** Start SUPPLIED DATA **
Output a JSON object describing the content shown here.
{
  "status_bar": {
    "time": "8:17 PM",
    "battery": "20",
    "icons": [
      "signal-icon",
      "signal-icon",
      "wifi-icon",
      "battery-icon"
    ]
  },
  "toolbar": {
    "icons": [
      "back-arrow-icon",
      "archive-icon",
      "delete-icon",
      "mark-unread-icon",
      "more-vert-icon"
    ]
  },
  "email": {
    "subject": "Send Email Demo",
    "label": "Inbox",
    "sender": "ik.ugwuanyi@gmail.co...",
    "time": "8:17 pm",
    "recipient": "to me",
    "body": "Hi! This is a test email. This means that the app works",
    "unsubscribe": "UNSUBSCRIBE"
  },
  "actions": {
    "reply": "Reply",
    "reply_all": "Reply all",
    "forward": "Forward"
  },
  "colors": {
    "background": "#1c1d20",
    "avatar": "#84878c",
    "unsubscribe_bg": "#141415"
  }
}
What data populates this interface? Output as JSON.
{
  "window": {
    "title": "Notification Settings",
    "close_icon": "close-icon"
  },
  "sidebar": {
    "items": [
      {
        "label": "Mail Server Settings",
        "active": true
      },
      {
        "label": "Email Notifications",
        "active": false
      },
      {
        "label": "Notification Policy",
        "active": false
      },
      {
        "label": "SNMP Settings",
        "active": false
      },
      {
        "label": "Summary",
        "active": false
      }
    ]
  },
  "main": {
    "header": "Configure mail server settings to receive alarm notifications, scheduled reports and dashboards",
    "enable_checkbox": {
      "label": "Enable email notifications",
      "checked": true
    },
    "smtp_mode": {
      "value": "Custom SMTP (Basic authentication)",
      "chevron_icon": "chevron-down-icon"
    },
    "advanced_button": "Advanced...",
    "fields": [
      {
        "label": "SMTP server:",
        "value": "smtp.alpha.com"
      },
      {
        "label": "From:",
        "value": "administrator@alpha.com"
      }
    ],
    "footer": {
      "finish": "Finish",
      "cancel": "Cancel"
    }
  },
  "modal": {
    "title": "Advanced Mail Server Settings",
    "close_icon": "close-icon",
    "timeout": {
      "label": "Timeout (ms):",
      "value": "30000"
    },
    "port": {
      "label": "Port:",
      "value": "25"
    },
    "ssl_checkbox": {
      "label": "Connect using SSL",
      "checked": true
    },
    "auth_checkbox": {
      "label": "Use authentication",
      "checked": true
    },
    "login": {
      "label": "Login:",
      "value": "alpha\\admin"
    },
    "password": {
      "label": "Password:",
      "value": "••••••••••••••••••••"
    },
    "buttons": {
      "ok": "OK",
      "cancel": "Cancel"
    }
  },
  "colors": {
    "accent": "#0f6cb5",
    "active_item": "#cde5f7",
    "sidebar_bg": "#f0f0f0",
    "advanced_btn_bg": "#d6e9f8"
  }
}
** End SUPPLIED DATA **
◆ GOAL
Print the material verbatim, all of it.

◆ WRITTEN SOLUTION
Output a JSON object describing the content shown here.
{
  "status_bar": {
    "time": "8:17 PM",
    "battery": "20",
    "icons": [
      "signal-icon",
      "signal-icon",
      "wifi-icon",
      "battery-icon"
    ]
  },
  "toolbar": {
    "icons": [
      "back-arrow-icon",
      "archive-icon",
      "delete-icon",
      "mark-unread-icon",
      "more-vert-icon"
    ]
  },
  "email": {
    "subject": "Send Email Demo",
    "label": "Inbox",
    "sender": "ik.ugwuanyi@gmail.co...",
    "time": "8:17 pm",
    "recipient": "to me",
    "body": "Hi! This is a test email. This means that the app works",
    "unsubscribe": "UNSUBSCRIBE"
  },
  "actions": {
    "reply": "Reply",
    "reply_all": "Reply all",
    "forward": "Forward"
  },
  "colors": {
    "background": "#1c1d20",
    "avatar": "#84878c",
    "unsubscribe_bg": "#141415"
  }
}
What data populates this interface? Output as JSON.
{
  "window": {
    "title": "Notification Settings",
    "close_icon": "close-icon"
  },
  "sidebar": {
    "items": [
      {
        "label": "Mail Server Settings",
        "active": true
      },
      {
        "label": "Email Notifications",
        "active": false
      },
      {
        "label": "Notification Policy",
        "active": false
      },
      {
        "label": "SNMP Settings",
        "active": false
      },
      {
        "label": "Summary",
        "active": false
      }
    ]
  },
  "main": {
    "header": "Configure mail server settings to receive alarm notifications, scheduled reports and dashboards",
    "enable_checkbox": {
      "label": "Enable email notifications",
      "checked": true
    },
    "smtp_mode": {
      "value": "Custom SMTP (Basic authentication)",
      "chevron_icon": "chevron-down-icon"
    },
    "advanced_button": "Advanced...",
    "fields": [
      {
        "label": "SMTP server:",
        "value": "smtp.alpha.com"
      },
      {
        "label": "From:",
        "value": "administrator@alpha.com"
      }
    ],
    "footer": {
      "finish": "Finish",
      "cancel": "Cancel"
    }
  },
  "modal": {
    "title": "Advanced Mail Server Settings",
    "close_icon": "close-icon",
    "timeout": {
      "label": "Timeout (ms):",
      "value": "30000"
    },
    "port": {
      "label": "Port:",
      "value": "25"
    },
    "ssl_checkbox": {
      "label": "Connect using SSL",
      "checked": true
    },
    "auth_checkbox": {
      "label": "Use authentication",
      "checked": true
    },
    "login": {
      "label": "Login:",
      "value": "alpha\\admin"
    },
    "password": {
      "label": "Password:",
      "value": "••••••••••••••••••••"
    },
    "buttons": {
      "ok": "OK",
      "cancel": "Cancel"
    }
  },
  "colors": {
    "accent": "#0f6cb5",
    "active_item": "#cde5f7",
    "sidebar_bg": "#f0f0f0",
    "advanced_btn_bg": "#d6e9f8"
  }
}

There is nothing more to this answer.